* Exercise objective:
Can you write out all the lines word for word, with no pictures?

* Records shown:
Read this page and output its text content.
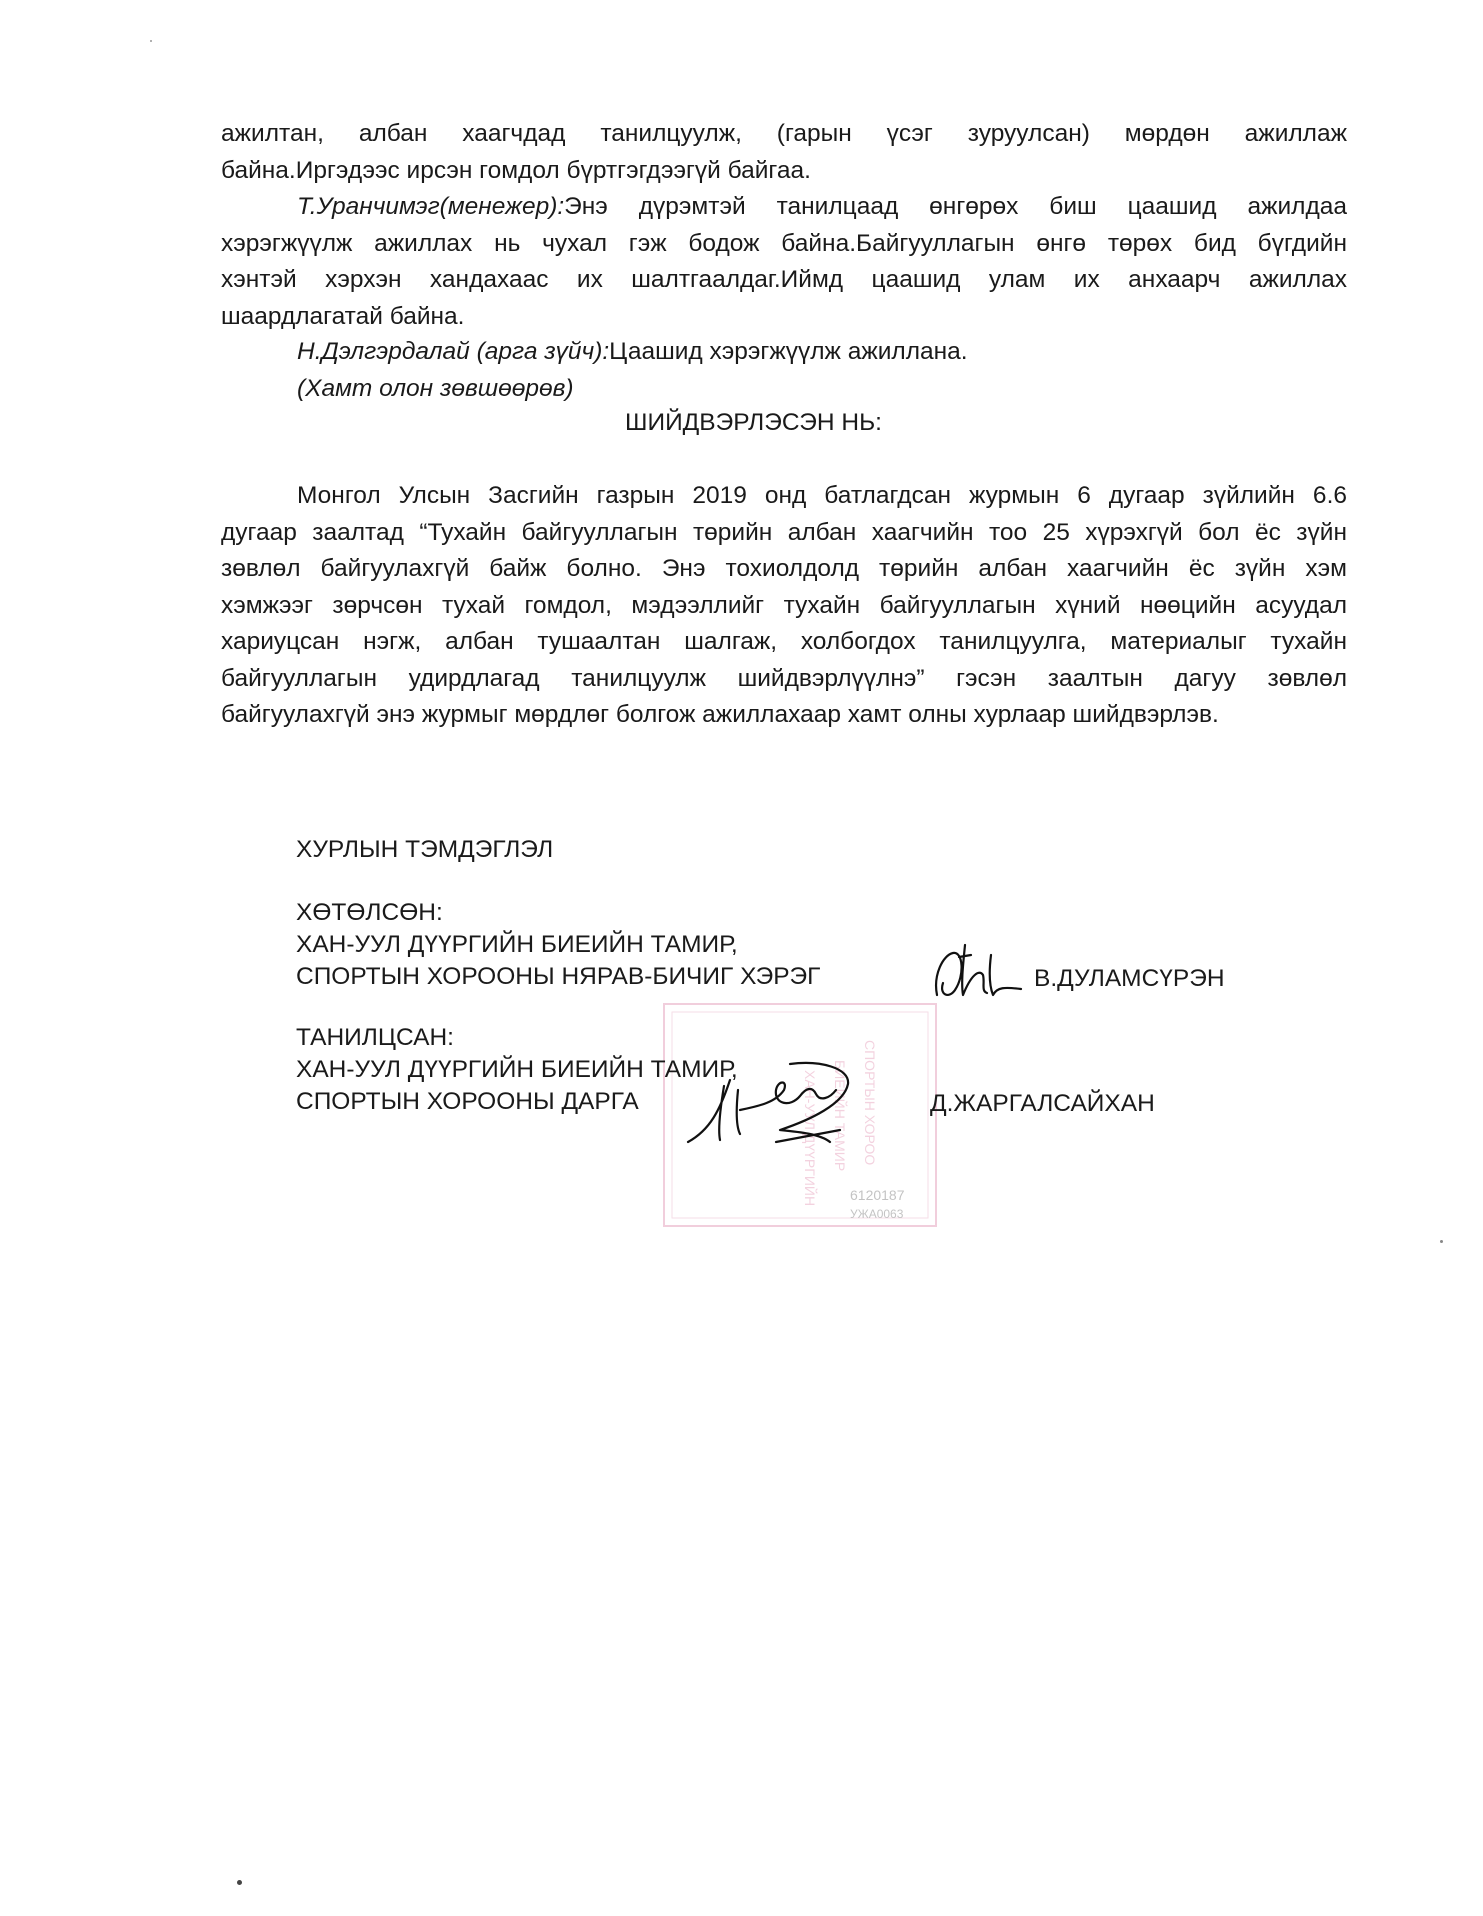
ажилтан, албан хаагчдад танилцуулж, (гарын үсэг зуруулсан) мөрдөн ажиллаж
байна.Иргэдээс ирсэн гомдол бүртгэгдээгүй байгаа.
Т.Уранчимэг(менежер):Энэ дүрэмтэй танилцаад өнгөрөх биш цаашид ажилдаа
хэрэгжүүлж ажиллах нь чухал гэж бодож байна.Байгууллагын өнгө төрөх бид бүгдийн
хэнтэй хэрхэн хандахаас их шалтгаалдаг.Иймд цаашид улам их анхаарч ажиллах
шаардлагатай байна.
Н.Дэлгэрдалай (арга зүйч):Цаашид хэрэгжүүлж ажиллана.
(Хамт олон зөвшөөрөв)
ШИЙДВЭРЛЭСЭН НЬ:
Монгол Улсын Засгийн газрын 2019 онд батлагдсан журмын 6 дугаар зүйлийн 6.6
дугаар заалтад “Тухайн байгууллагын төрийн албан хаагчийн тоо 25 хүрэхгүй бол ёс зүйн
зөвлөл байгуулахгүй байж болно. Энэ тохиолдолд төрийн албан хаагчийн ёс зүйн хэм
хэмжээг зөрчсөн тухай гомдол, мэдээллийг тухайн байгууллагын хүний нөөцийн асуудал
хариуцсан нэгж, албан тушаалтан шалгаж, холбогдох танилцуулга, материалыг тухайн
байгууллагын удирдлагад танилцуулж шийдвэрлүүлнэ” гэсэн заалтын дагуу зөвлөл
байгуулахгүй энэ журмыг мөрдлөг болгож ажиллахаар хамт олны хурлаар шийдвэрлэв.
ХУРЛЫН ТЭМДЭГЛЭЛ
ХӨТӨЛСӨН:
ХАН-УУЛ ДҮҮРГИЙН БИЕИЙН ТАМИР,
СПОРТЫН ХОРООНЫ НЯРАВ-БИЧИГ ХЭРЭГ	В.ДУЛАМСҮРЭН
ХАН-УУЛ ДҮҮРГИЙН БИЕИЙН ТАМИР СПОРТЫН ХОРОО
6120187
УЖА0063
ТАНИЛЦСАН:
ХАН-УУЛ ДҮҮРГИЙН БИЕИЙН ТАМИР,
СПОРТЫН ХОРООНЫ ДАРГА	Д.ЖАРГАЛСАЙХАН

* Solution:
Read this page and output its text content.
ажилтан, албан хаагчдад танилцуулж, (гарын үсэг зуруулсан) мөрдөн ажиллаж
байна.Иргэдээс ирсэн гомдол бүртгэгдээгүй байгаа.
Т.Уранчимэг(менежер):Энэ дүрэмтэй танилцаад өнгөрөх биш цаашид ажилдаа
хэрэгжүүлж ажиллах нь чухал гэж бодож байна.Байгууллагын өнгө төрөх бид бүгдийн
хэнтэй хэрхэн хандахаас их шалтгаалдаг.Иймд цаашид улам их анхаарч ажиллах
шаардлагатай байна.
Н.Дэлгэрдалай (арга зүйч):Цаашид хэрэгжүүлж ажиллана.
(Хамт олон зөвшөөрөв)
ШИЙДВЭРЛЭСЭН НЬ:
Монгол Улсын Засгийн газрын 2019 онд батлагдсан журмын 6 дугаар зүйлийн 6.6
дугаар заалтад “Тухайн байгууллагын төрийн албан хаагчийн тоо 25 хүрэхгүй бол ёс зүйн
зөвлөл байгуулахгүй байж болно. Энэ тохиолдолд төрийн албан хаагчийн ёс зүйн хэм
хэмжээг зөрчсөн тухай гомдол, мэдээллийг тухайн байгууллагын хүний нөөцийн асуудал
хариуцсан нэгж, албан тушаалтан шалгаж, холбогдох танилцуулга, материалыг тухайн
байгууллагын удирдлагад танилцуулж шийдвэрлүүлнэ” гэсэн заалтын дагуу зөвлөл
байгуулахгүй энэ журмыг мөрдлөг болгож ажиллахаар хамт олны хурлаар шийдвэрлэв.
ХУРЛЫН ТЭМДЭГЛЭЛ
ХӨТӨЛСӨН:
ХАН-УУЛ ДҮҮРГИЙН БИЕИЙН ТАМИР,
СПОРТЫН ХОРООНЫ НЯРАВ-БИЧИГ ХЭРЭГ	В.ДУЛАМСҮРЭН
ХАН-УУЛ ДҮҮРГИЙН БИЕИЙН ТАМИР СПОРТЫН ХОРОО
6120187
УЖА0063
ТАНИЛЦСАН:
ХАН-УУЛ ДҮҮРГИЙН БИЕИЙН ТАМИР,
СПОРТЫН ХОРООНЫ ДАРГА	Д.ЖАРГАЛСАЙХАН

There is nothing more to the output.